■ **DO THIS**:
Pull every line containing "from" out of the material below.

■ **SUPPLIED RECORDS**:
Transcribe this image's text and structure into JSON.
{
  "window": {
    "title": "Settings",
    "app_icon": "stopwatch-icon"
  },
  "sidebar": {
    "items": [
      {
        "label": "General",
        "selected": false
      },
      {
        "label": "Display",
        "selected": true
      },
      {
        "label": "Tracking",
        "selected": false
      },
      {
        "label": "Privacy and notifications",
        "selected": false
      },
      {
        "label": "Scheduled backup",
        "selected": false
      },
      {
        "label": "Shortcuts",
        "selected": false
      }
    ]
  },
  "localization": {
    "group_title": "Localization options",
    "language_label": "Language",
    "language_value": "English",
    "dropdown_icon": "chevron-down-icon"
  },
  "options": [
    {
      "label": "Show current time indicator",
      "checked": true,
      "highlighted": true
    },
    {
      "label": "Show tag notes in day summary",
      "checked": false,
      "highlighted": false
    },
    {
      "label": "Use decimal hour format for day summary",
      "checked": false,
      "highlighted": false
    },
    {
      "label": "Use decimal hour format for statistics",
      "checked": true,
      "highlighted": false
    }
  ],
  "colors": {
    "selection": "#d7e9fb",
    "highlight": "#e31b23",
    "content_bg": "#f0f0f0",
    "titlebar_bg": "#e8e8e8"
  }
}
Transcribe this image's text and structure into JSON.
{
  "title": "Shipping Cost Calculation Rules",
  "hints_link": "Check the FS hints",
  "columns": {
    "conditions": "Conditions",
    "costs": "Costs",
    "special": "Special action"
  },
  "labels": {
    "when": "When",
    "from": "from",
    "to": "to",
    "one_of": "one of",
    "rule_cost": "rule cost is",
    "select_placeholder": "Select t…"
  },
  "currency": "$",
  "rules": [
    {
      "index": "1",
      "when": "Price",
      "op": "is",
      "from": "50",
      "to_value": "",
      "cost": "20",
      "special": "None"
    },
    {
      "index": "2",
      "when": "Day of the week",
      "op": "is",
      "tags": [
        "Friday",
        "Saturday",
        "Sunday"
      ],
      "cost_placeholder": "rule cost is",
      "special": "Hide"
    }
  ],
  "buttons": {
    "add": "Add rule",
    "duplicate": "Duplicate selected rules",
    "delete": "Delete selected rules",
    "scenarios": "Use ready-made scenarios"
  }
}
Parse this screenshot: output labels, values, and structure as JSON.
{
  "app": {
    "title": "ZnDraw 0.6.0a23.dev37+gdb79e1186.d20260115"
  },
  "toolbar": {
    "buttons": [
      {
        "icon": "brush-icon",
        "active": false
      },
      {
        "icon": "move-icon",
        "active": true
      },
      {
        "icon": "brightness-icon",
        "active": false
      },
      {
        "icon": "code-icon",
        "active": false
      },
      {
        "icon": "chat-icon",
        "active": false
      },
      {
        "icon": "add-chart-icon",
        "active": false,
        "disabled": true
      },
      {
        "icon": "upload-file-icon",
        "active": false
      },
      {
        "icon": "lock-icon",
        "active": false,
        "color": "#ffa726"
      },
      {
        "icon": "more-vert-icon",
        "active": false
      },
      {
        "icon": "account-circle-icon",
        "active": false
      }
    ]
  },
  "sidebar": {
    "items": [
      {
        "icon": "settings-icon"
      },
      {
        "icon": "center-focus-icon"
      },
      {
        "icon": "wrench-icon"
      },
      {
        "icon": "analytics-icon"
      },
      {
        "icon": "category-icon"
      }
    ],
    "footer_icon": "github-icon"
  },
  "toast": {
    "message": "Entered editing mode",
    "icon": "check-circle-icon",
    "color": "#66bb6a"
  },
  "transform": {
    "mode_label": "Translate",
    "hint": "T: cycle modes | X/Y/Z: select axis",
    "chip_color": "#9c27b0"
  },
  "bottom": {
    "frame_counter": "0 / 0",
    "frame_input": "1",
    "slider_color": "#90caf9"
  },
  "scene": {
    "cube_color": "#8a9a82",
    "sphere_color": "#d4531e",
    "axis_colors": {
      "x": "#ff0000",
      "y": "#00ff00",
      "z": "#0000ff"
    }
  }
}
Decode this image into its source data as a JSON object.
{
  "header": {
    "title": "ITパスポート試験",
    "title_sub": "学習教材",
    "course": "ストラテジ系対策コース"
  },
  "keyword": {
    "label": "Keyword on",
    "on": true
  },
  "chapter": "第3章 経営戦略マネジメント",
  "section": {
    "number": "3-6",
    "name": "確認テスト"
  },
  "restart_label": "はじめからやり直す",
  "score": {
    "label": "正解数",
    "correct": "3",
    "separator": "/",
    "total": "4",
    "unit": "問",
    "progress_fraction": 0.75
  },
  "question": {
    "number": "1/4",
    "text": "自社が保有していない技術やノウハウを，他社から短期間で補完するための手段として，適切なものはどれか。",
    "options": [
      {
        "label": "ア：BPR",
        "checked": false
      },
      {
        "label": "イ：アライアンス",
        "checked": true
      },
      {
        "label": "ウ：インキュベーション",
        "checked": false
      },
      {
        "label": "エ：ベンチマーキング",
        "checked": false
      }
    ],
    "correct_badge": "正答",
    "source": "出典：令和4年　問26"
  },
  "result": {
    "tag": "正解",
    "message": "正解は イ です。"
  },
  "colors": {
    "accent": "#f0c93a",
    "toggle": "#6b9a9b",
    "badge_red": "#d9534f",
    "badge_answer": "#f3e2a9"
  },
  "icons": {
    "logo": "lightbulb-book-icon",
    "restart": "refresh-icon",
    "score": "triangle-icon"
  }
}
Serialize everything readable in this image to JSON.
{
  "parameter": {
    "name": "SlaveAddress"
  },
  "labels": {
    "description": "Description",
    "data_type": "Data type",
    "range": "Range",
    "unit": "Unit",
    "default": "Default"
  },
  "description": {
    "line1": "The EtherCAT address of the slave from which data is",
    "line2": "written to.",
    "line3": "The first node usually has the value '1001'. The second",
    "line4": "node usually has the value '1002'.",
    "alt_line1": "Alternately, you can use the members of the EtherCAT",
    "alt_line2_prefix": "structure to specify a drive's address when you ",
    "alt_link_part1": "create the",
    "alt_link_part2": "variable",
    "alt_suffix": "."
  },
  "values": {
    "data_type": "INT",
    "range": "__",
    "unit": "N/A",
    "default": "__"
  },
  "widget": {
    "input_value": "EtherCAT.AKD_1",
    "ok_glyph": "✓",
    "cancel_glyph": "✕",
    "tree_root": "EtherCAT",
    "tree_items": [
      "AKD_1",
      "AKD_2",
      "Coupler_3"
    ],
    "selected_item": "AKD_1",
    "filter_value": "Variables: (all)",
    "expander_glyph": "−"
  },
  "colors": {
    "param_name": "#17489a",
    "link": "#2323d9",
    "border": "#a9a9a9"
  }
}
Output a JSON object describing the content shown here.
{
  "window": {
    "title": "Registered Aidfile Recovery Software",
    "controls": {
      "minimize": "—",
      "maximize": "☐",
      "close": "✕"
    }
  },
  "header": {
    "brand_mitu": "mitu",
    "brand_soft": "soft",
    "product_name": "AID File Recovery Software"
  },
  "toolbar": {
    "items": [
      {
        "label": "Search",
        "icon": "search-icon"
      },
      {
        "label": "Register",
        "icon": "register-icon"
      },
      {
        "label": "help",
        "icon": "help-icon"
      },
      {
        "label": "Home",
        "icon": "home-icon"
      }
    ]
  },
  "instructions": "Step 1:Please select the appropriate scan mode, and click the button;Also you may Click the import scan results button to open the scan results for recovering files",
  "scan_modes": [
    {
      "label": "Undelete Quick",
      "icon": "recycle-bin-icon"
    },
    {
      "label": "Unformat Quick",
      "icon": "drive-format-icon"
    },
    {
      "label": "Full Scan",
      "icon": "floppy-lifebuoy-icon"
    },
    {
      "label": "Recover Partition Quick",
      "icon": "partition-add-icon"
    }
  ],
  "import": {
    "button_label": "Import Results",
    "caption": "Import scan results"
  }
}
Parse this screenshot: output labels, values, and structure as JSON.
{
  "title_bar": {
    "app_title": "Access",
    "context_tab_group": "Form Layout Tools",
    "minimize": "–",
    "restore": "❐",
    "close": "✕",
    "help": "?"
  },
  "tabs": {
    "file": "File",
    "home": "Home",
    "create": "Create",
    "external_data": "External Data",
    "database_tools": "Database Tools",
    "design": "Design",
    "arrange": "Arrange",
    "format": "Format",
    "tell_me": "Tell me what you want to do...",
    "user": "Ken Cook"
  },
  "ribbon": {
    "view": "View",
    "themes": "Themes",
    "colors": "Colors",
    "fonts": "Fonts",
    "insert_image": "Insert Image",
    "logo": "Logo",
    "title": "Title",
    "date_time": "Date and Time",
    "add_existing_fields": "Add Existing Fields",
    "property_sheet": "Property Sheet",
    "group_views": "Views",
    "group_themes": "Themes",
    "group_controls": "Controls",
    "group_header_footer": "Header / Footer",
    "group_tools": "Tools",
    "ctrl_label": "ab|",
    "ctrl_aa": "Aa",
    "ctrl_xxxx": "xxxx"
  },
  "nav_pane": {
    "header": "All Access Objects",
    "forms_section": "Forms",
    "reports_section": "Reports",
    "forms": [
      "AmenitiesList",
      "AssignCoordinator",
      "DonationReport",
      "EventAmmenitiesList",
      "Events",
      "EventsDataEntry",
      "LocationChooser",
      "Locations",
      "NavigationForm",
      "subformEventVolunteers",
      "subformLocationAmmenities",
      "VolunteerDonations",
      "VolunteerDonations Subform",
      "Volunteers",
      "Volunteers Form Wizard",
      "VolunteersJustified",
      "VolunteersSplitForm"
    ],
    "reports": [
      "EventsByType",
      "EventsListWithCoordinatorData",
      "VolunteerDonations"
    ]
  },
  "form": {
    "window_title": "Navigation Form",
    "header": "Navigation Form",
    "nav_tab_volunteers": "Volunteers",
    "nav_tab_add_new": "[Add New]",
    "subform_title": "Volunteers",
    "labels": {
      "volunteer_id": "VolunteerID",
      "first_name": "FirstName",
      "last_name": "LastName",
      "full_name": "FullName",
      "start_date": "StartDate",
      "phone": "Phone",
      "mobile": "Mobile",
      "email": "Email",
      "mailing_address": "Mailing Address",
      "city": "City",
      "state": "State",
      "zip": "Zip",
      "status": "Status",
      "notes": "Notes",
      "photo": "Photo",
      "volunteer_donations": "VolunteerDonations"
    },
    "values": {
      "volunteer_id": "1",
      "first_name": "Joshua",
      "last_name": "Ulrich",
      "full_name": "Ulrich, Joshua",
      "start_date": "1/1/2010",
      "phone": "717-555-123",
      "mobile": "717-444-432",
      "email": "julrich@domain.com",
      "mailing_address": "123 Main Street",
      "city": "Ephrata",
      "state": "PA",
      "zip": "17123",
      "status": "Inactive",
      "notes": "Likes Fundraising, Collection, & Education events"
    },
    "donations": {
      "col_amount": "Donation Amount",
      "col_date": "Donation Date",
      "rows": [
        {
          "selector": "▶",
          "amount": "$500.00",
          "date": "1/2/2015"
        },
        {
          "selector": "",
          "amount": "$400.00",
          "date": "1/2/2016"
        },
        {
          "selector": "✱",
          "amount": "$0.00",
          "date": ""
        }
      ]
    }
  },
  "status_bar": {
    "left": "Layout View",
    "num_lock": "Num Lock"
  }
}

■ **THE RESULT**:
    "from": "from",
      "from": "50",
    "line1": "The EtherCAT address of the slave from which data is",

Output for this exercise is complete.